» **文書の抜粋**:

-- -- --

MLBのマンフレッド・コミッショナーが、次回第7回WBCの開催がMLBシーズン中になる可能性についてふれたことをAP通信が18日(日本時間19日)、報じた。

 17日(同18日)にベネズエラの初優勝で幕を閉じたWBC。

2006年の第1回大会からキャンプ中の3月に行われてきたが、規則には投球数制限などが含まれており、選手を派遣する各球団はより厳しい制限の要求はもちろん、参加許可を与えないこともできる。しかし、MLBのマンフレッド・コミッショナーはAP通信の取材に対し「シーズン中のトーナメントに本気で検討するなら、WBCは理想的な形になる」。ただ、オールスターとの兼ね合いもあり、すぐさま実現することは簡単ではない。

 今年のWBCは計47試合で161万9839人の観客を集め、過去最高だった23年の130万6414人から約24%増加した。06年が計39試合で74万451人だったことを考えると、大会の価値は年々高まってきていることは間違いないだろう。決勝戦の数字は出ていないが、今回のWBCで最も視聴されたのは米国とドミニカ共和国の準決勝で、「FS1」と「FOX Deportes」で約737万人を記録した。23年決勝の日本―米国戦の約520万人を大きく上回る最高記録だった。

-- -- --

» **提供資料**:
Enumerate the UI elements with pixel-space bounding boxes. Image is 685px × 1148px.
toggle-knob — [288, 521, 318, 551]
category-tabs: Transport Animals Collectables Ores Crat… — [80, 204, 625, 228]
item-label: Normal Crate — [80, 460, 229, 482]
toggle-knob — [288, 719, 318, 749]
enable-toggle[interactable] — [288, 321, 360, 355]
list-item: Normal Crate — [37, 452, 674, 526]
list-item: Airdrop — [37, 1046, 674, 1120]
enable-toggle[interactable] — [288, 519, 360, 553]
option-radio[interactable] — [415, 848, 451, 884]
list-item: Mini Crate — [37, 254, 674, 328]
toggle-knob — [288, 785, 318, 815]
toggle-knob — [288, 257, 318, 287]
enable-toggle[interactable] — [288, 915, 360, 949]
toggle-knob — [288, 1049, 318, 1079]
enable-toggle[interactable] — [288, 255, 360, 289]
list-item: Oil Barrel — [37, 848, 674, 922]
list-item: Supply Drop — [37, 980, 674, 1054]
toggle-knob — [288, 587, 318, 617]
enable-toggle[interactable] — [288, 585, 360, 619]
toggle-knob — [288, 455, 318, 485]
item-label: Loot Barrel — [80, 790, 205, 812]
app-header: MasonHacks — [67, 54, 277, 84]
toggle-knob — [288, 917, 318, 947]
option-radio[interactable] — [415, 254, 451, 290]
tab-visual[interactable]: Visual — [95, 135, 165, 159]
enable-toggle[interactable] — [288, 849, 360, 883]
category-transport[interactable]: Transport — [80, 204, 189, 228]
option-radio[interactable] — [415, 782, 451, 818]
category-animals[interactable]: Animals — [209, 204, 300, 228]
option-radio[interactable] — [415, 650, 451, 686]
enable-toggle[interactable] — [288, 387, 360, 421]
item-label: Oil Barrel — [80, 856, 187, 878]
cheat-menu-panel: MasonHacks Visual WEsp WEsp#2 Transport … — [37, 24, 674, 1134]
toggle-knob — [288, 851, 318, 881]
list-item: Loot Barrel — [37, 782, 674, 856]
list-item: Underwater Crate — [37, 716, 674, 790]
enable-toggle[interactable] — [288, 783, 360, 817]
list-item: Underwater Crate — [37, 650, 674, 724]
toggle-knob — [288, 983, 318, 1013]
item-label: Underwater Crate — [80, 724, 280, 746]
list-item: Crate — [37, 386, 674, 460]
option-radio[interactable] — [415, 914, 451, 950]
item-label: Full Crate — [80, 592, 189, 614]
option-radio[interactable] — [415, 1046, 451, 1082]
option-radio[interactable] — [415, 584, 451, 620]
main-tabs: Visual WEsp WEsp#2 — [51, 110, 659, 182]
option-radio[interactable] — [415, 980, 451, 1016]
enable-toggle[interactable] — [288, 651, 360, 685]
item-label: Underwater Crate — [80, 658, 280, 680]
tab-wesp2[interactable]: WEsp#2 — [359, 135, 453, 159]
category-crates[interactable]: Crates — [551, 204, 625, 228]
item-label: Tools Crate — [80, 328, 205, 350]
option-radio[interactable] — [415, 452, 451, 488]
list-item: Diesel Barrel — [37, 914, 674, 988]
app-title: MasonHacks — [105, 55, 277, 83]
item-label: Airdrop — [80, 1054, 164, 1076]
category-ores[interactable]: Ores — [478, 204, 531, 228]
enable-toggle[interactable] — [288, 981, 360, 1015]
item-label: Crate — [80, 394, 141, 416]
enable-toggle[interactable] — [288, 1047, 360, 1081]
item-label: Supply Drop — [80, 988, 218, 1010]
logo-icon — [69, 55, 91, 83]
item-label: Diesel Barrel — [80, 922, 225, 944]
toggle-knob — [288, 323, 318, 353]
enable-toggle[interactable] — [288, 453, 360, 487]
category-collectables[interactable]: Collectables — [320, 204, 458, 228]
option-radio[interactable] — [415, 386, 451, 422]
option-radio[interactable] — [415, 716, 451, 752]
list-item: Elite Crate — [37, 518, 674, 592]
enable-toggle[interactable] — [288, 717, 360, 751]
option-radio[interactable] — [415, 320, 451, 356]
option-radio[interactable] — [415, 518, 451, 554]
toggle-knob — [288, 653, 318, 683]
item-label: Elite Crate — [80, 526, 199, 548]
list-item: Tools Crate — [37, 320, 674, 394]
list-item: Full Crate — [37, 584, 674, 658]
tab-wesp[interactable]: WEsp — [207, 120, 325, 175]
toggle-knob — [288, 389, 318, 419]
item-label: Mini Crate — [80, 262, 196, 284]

-- -- --

» **取り組む課題**:
1. WBCに関する記事の内容をもとに、次の問いに答えてください。
(a) 今回のWBCで優勝した国はどこですか。
(b) 今年のWBCの観客数は計何人でしたか。
(c) 今回のWBCで最も視聴された試合は何で、視聴者数は約何人でしたか。
2. WBCに関する記事の最後の文に続けて、その先を書いてください。

» **課題ごとの解答**:
1.
(a) ベネズエラ(初優勝)です。
(b) 計47試合で161万9839人でした。
(c) 米国とドミニカ共和国の準決勝で、「FS1」と「FOX Deportes」で約737万人でした。

2.
 同コッショナーは「2006年に私たちが始めた場所とは似ても似つかない。今回は別のレベルに行ったと感じている」と語ったという。だが、シーズン前の開催だったこともあり、米国代表ではスクバル(タイガース)の登板が1度限りに制限されるなどした。米国のデローサ監督は「もしシーズンの中の開催になれば、参加を断る選手は誰もいなくなると思います」と話している。

 現在、MLBと選手会は28年ロサンゼルス五輪に選手が参加することについて交渉している。

オールスターブレイク中に行われる6か国のトーナメントは、第7回WBCに大きな影響を与える可能性があるようで、マンフレッド氏は「私たちにとっての問題は(次回のWBCを)29年にするか、30年にするのかということだ。多くの人から『さらに4年も待たせないで』とメールをもらった。WBCは3年か4年のサイクルが適切だと思う。タイミングは関連する種類の国際的な取り組みについて私たちがどうするかによって決まるだろう。私は(MLB選手の)五輪参加に関して楽観的であり続けているし、もしオリンピックでプレーするなら、28年7月から(WBCの)29年春というのは短い期間であり、それは考慮しなければならないことだ。それが結果を決定付けると言っているわけではないが、考えなければならないことだと思う」と説明した。